**WHAT THE EXERCISE ASKS:**
Can you repeat word for word the lines from the one containing "13, 52, 21]" through the one containing "48, 397, 209]", including both of those lines and nothing else?

**PROVIDED DATA:**
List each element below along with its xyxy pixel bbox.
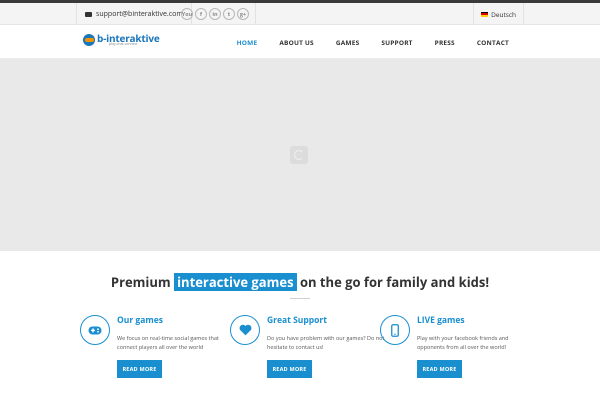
twitter-icon[interactable]: t xyxy=(223,8,235,20)
nav-item-games[interactable]: GAMES xyxy=(325,38,371,47)
read-more-button[interactable]: READ MORE xyxy=(417,360,462,378)
feature-title: Our games xyxy=(117,315,163,326)
feature-title: LIVE games xyxy=(417,315,465,326)
site-header: b-interaktive play.chat.connect HOME ABO… xyxy=(0,25,600,59)
headline-post: on the go for family and kids! xyxy=(299,273,490,291)
nav-item-contact[interactable]: CONTACT xyxy=(466,38,520,47)
googleplus-icon[interactable]: g+ xyxy=(237,8,249,20)
nav-item-press[interactable]: PRESS xyxy=(424,38,466,47)
site-logo[interactable]: b-interaktive play.chat.connect xyxy=(83,33,160,47)
main-nav: HOME ABOUT US GAMES SUPPORT PRESS CONTAC… xyxy=(226,25,520,59)
youtube-icon[interactable]: You xyxy=(181,8,193,20)
nav-item-home[interactable]: HOME xyxy=(226,38,269,47)
gamepad-icon xyxy=(80,315,110,345)
social-links: You f in t g+ xyxy=(175,3,256,25)
support-email: support@binteraktive.com xyxy=(96,9,183,19)
logo-tagline: play.chat.connect xyxy=(109,42,138,47)
german-flag-icon xyxy=(481,11,489,17)
headline-highlight: interactive games xyxy=(174,273,297,291)
linkedin-icon[interactable]: in xyxy=(209,8,221,20)
mobile-icon xyxy=(380,315,410,345)
feature-title: Great Support xyxy=(267,315,327,326)
heart-icon xyxy=(230,315,260,345)
headline-pre: Premium xyxy=(110,273,171,291)
language-label: Deutsch xyxy=(491,9,516,19)
feature-description: Play with your facebook friends and oppo… xyxy=(417,334,509,351)
headline-divider xyxy=(290,298,310,299)
feature-description: Do you have problem with our games? Do n… xyxy=(267,334,385,351)
nav-item-support[interactable]: SUPPORT xyxy=(370,38,423,47)
logo-mark-icon xyxy=(83,33,95,46)
top-bar: support@binteraktive.com You f in t g+ D… xyxy=(0,3,600,25)
read-more-button[interactable]: READ MORE xyxy=(267,360,312,378)
page-headline: Premium interactive games on the go for … xyxy=(0,273,600,291)
language-switcher[interactable]: Deutsch xyxy=(473,3,524,25)
feature-description: We focus on real-time social games that … xyxy=(117,334,219,351)
loading-spinner-icon xyxy=(290,146,308,164)
nav-item-about-us[interactable]: ABOUT US xyxy=(268,38,324,47)
read-more-button[interactable]: READ MORE xyxy=(117,360,162,378)
facebook-icon[interactable]: f xyxy=(195,8,207,20)
envelope-icon xyxy=(85,11,92,17)
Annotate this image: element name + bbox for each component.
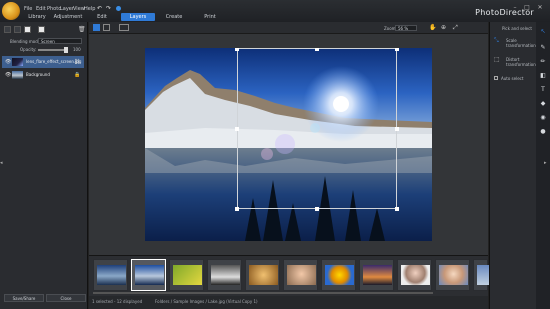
tab-library[interactable]: Library	[22, 13, 52, 21]
filmstrip-thumb[interactable]	[435, 259, 470, 291]
grid-view-icon[interactable]	[119, 24, 129, 31]
menu-edit[interactable]: Edit	[36, 6, 46, 12]
auto-select-label: Auto select	[501, 76, 524, 81]
transform-bounding-box[interactable]	[237, 48, 397, 209]
transform-handle[interactable]	[235, 127, 239, 131]
transform-handle[interactable]	[235, 207, 239, 211]
selection-brush-icon[interactable]: ✎	[539, 44, 547, 52]
zoom-in-icon[interactable]: ⊕	[441, 24, 446, 31]
opacity-slider-handle[interactable]	[64, 47, 68, 53]
view-toolbar: Zoom: 56 % ✋ ⊕ ⤢	[89, 22, 488, 34]
visibility-eye-icon[interactable]: 👁	[5, 72, 11, 78]
menu-file[interactable]: File	[24, 6, 32, 12]
opacity-slider[interactable]	[38, 49, 66, 51]
transform-handle[interactable]	[235, 48, 239, 51]
tab-layers[interactable]: Layers	[121, 13, 155, 21]
tool-options-panel: Pick and select ⤡ Scale transformation ⬚…	[489, 22, 536, 309]
title-bar: File Edit Photo Layer View Help ↶ ↷ Phot…	[0, 0, 550, 22]
filmstrip-thumb[interactable]	[207, 259, 242, 291]
filmstrip-thumb[interactable]	[321, 259, 356, 291]
hand-icon[interactable]: ✋	[429, 24, 436, 31]
eraser-tool-icon[interactable]: ◧	[539, 72, 547, 80]
distort-transformation-option[interactable]: Distort transformation	[506, 57, 536, 67]
link-icon[interactable]: ⛓	[74, 59, 80, 65]
scale-transformation-option[interactable]: Scale transformation	[506, 38, 536, 48]
filmstrip-thumb[interactable]	[397, 259, 432, 291]
tab-create[interactable]: Create	[160, 13, 188, 21]
transform-handle[interactable]	[395, 207, 399, 211]
transform-handle[interactable]	[395, 48, 399, 51]
shape-tool-icon[interactable]: ◆	[539, 100, 547, 108]
collapse-left-icon[interactable]: ◂	[0, 160, 3, 166]
tab-adjustment[interactable]: Adjustment	[52, 13, 84, 21]
layer-row-background[interactable]: 👁 Background 🔒	[2, 69, 84, 81]
notification-icon[interactable]	[116, 6, 121, 11]
delete-layer-icon[interactable]: 🗑	[78, 26, 86, 33]
distort-transform-icon[interactable]: ⬚	[494, 56, 500, 63]
undo-icon[interactable]: ↶	[97, 5, 102, 12]
smudge-tool-icon[interactable]: ●	[539, 128, 547, 136]
close-button[interactable]: Close	[46, 294, 86, 302]
app-logo	[2, 2, 20, 20]
filmstrip-thumb[interactable]	[93, 259, 128, 291]
layer-thumbnail	[12, 71, 23, 79]
add-text-layer-icon[interactable]	[24, 26, 31, 33]
filmstrip-thumb[interactable]	[245, 259, 280, 291]
blending-mode-label: Blending mode:	[10, 39, 42, 44]
layer-name: Background	[26, 72, 50, 77]
maximize-icon[interactable]: □	[522, 4, 532, 12]
tab-edit[interactable]: Edit	[88, 13, 116, 21]
opacity-value[interactable]: 100	[73, 47, 81, 52]
close-icon[interactable]: ✕	[535, 4, 545, 12]
text-tool-icon[interactable]: T	[539, 86, 547, 94]
pick-select-tool-icon[interactable]: ↖	[539, 28, 547, 36]
transform-handle[interactable]	[395, 127, 399, 131]
transform-handle[interactable]	[315, 207, 319, 211]
opacity-label: Opacity:	[20, 47, 37, 52]
filmstrip-scrollbar[interactable]	[93, 292, 433, 294]
brush-tool-icon[interactable]: ✏	[539, 58, 547, 66]
filmstrip-thumb[interactable]	[169, 259, 204, 291]
blending-mode-select[interactable]: Screen	[38, 38, 82, 44]
layer-thumbnail	[12, 58, 23, 66]
single-view-icon[interactable]	[93, 24, 100, 31]
zoom-select[interactable]: 56 %	[395, 25, 417, 31]
fullscreen-icon[interactable]: ⤢	[453, 24, 458, 32]
compare-view-icon[interactable]	[103, 24, 110, 31]
visibility-eye-icon[interactable]: 👁	[5, 59, 11, 65]
tab-print[interactable]: Print	[196, 13, 224, 21]
layer-mask-icon[interactable]	[38, 26, 45, 33]
layer-row-lens-flare[interactable]: 👁 lens_flare_effect_screen.jpg ⛓	[2, 56, 84, 68]
status-bar: 1 selected - 12 displayed Folders / Samp…	[89, 296, 488, 309]
fill-tool-icon[interactable]: ◉	[539, 114, 547, 122]
file-path: Folders / Sample Images / Lake.jpg (Virt…	[155, 299, 258, 304]
filmstrip-thumb-selected[interactable]	[131, 259, 166, 291]
add-layer-icon[interactable]	[4, 26, 11, 33]
redo-icon[interactable]: ↷	[106, 5, 111, 12]
scale-transform-icon[interactable]: ⤡	[494, 37, 499, 45]
lock-icon[interactable]: 🔒	[74, 72, 80, 78]
selection-count: 1 selected - 12 displayed	[92, 299, 143, 304]
filmstrip-thumb[interactable]	[283, 259, 318, 291]
menu-help[interactable]: Help	[84, 6, 95, 12]
filmstrip-thumb[interactable]	[359, 259, 394, 291]
minimize-icon[interactable]: –	[510, 4, 520, 12]
filmstrip-thumb[interactable]	[473, 259, 489, 291]
auto-select-checkbox[interactable]	[494, 76, 498, 80]
photo-canvas[interactable]	[145, 48, 432, 241]
collapse-right-icon[interactable]: ▸	[544, 160, 547, 166]
save-share-button[interactable]: Save/Share	[4, 294, 44, 302]
add-image-layer-icon[interactable]	[14, 26, 21, 33]
menu-layer[interactable]: Layer	[60, 6, 74, 12]
transform-handle[interactable]	[315, 48, 319, 51]
tool-header: Pick and select	[502, 26, 532, 31]
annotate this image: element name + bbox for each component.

**RESULT:**
tab-library[interactable]: Library	[22, 13, 52, 21]
filmstrip-thumb[interactable]	[435, 259, 470, 291]
grid-view-icon[interactable]	[119, 24, 129, 31]
menu-edit[interactable]: Edit	[36, 6, 46, 12]
auto-select-label: Auto select	[501, 76, 524, 81]
transform-bounding-box[interactable]	[237, 48, 397, 209]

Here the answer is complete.